Christian
Science Monitor...
US
crime
rate at lowest point in decades. Why America is safer now.
By Daniel
B. Wood, Staff writer
January 10, 2012
The crime
rate for serious crimes, including murder, rape, and assault, has
dropped
significantly since the early 1990s in part because of changes in
technology
and policing, experts say.
The last
time the crime rate for serious crime – murder, rape, robbery, assault
– fell
to these levels, gasoline cost 29 cents a gallon and the average income
for a
working American was $5,807.
That was
1963.
In the past
20 years, for instance, the murder rate in the United States has
dropped by
almost half, from 9.8 per 100,000 people in 1991 to 5.0 in 2009.
Meanwhile,
robberies were down 10 percent in 2010 from the year before and 8
percent in
2009.
The
declines are not just a blip, say criminologists. Rather, they are the
result
of a host of changes that have fundamentally reversed the high-crime
trends of
the 1980s. And these changes have taken hold to such a degree that the
drop in
crime continued despite the recent recession.
Because the
pattern “transcends cities and US regions, we can safely say crime is
down,”
says James Alan Fox, a criminologist at Northeastern University in
Boston. “We
are indeed a safer nation than 20 years ago.”
He and
others give four main reasons for the decline:
Increased
incarceration, including longer sentences, that keeps more criminals
off the
streets.
Improved
law enforcement strategies, including advances in computer analysis and
innovative technology.

### Written exercise
From the article on falling US crime, copy the passage from "says James Alan" up to and including "innovative technology.".

### Supplied material
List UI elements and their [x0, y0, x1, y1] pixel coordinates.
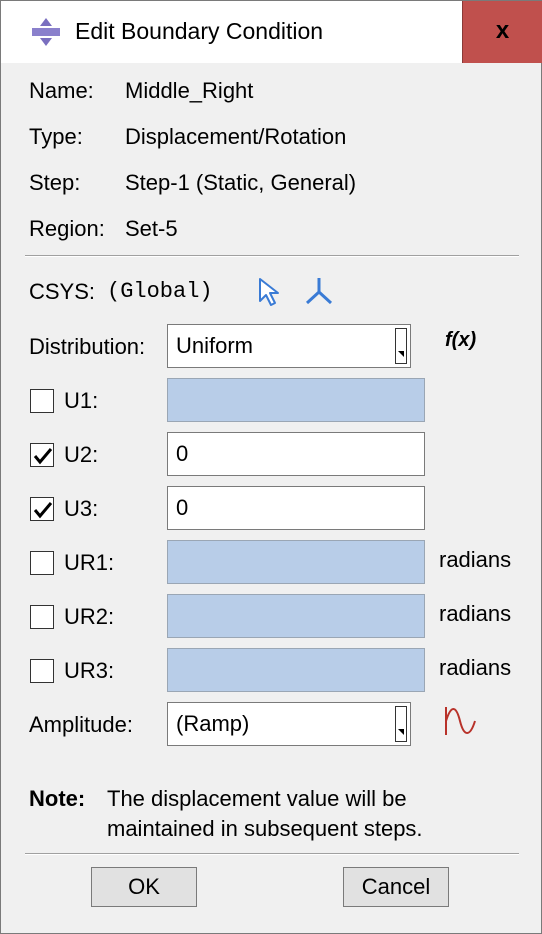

### Solution for this problem
says James Alan Fox, a criminologist at Northeastern University in
Boston. “We
are indeed a safer nation than 20 years ago.”
He and
others give four main reasons for the decline:
Increased
incarceration, including longer sentences, that keeps more criminals
off the
streets.
Improved
law enforcement strategies, including advances in computer analysis and
innovative technology.